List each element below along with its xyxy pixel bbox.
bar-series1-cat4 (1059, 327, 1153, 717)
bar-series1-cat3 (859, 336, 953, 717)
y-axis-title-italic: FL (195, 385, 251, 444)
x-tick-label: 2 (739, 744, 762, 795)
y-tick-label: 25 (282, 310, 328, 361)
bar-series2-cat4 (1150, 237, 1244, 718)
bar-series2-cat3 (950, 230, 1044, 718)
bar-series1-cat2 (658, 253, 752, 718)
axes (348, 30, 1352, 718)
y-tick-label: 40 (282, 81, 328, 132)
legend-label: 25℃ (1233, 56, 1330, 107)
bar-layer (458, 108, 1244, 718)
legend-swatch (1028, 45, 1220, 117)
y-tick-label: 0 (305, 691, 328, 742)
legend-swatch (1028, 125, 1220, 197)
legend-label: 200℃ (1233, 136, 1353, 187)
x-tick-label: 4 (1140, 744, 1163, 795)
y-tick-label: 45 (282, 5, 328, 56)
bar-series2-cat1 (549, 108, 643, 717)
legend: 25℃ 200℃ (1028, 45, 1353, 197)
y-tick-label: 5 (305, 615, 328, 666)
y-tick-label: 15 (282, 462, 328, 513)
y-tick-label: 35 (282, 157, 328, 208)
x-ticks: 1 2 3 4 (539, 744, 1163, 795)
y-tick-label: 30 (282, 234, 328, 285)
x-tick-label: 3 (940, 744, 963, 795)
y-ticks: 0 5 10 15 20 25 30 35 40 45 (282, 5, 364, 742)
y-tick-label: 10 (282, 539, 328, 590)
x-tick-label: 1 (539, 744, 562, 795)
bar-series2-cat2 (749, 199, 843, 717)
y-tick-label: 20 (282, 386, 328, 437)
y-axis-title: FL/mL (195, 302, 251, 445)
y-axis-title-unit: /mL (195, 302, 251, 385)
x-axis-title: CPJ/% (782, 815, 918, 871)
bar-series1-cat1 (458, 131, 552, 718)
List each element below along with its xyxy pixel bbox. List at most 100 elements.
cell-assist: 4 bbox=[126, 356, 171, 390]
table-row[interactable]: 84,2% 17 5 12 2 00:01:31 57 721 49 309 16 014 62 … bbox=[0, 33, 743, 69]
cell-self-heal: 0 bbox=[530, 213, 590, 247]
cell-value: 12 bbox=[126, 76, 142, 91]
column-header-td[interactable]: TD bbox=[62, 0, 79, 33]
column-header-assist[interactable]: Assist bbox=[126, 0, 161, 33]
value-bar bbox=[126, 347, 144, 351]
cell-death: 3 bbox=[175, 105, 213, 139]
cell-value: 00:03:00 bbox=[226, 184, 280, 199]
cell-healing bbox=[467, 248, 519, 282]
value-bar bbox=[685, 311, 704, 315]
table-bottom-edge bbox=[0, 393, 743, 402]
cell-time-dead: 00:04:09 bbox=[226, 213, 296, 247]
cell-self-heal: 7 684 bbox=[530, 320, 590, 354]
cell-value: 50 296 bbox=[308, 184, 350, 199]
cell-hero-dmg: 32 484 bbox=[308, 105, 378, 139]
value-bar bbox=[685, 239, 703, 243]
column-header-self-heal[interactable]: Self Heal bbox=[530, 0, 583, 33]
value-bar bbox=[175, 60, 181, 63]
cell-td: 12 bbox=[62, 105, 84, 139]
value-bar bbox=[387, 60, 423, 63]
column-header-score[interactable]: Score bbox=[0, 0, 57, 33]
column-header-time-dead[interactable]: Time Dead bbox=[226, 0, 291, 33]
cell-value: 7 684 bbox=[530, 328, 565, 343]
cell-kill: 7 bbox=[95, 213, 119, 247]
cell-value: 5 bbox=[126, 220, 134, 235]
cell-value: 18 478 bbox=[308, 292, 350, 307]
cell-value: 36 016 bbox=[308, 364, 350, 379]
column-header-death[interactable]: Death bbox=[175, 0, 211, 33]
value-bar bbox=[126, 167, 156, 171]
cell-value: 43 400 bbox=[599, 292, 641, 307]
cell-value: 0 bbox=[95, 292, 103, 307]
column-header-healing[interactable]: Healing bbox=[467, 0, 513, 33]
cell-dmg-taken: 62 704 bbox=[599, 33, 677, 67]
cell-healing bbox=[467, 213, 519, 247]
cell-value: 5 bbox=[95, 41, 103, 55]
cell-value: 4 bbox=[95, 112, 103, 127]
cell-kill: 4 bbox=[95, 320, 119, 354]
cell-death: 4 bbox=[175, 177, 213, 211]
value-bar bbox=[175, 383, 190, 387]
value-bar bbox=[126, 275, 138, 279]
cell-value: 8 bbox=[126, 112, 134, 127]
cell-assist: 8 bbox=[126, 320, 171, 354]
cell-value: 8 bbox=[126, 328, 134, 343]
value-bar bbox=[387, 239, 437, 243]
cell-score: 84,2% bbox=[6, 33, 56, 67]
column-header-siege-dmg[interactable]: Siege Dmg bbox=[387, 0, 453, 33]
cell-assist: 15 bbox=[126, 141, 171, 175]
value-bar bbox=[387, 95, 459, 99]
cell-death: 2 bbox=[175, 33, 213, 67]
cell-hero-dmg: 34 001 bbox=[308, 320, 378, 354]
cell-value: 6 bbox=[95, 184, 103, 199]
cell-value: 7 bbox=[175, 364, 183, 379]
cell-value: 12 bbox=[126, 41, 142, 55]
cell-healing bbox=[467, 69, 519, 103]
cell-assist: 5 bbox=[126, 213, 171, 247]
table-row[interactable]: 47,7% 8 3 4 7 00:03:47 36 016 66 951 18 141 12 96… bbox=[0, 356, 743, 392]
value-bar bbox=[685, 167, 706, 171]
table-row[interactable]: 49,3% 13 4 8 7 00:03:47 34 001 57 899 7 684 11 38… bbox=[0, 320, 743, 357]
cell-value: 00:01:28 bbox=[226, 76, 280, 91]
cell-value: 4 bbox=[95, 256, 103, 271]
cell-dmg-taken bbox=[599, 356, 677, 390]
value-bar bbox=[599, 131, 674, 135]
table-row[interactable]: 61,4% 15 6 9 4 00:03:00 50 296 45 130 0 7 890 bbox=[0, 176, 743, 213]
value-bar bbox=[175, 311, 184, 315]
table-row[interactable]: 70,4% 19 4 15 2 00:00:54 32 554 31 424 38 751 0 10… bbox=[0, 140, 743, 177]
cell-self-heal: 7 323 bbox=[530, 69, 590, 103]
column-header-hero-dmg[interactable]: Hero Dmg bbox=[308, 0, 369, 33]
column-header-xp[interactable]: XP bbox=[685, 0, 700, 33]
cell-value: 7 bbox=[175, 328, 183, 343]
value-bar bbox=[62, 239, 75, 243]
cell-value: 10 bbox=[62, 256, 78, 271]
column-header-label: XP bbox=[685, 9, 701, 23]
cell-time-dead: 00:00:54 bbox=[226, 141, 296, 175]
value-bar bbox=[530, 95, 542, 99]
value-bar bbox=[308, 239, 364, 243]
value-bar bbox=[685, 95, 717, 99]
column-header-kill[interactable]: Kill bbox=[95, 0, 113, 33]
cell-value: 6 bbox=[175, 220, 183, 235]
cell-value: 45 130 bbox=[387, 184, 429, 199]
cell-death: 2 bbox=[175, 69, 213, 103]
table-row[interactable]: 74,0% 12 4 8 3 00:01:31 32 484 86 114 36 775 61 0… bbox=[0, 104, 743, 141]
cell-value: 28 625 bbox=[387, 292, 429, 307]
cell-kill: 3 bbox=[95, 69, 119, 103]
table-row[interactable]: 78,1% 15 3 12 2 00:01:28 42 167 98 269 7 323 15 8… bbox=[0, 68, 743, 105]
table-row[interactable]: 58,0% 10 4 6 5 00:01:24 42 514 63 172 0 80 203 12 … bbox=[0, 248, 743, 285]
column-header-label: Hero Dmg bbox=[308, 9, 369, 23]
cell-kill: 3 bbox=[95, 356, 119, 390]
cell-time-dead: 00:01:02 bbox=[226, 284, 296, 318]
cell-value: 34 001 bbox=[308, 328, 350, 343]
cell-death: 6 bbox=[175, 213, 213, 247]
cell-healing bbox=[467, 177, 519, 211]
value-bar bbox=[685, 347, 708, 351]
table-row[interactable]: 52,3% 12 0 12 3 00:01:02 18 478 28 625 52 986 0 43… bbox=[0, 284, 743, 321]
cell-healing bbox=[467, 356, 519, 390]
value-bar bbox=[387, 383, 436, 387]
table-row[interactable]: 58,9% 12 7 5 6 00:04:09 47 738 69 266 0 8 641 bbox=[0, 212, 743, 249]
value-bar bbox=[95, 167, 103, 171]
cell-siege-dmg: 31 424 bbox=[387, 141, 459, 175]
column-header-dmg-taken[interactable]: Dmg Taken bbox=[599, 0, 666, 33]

····················

§ Problem statement:
Identify every line in the data above that contains the string "score", treating uppercase and lowercase as different, and copy each of those lines.

§ Exercise solution:
column-header-score[interactable]: Score bbox=[0, 0, 57, 33]
cell-score: 84,2% bbox=[6, 33, 56, 67]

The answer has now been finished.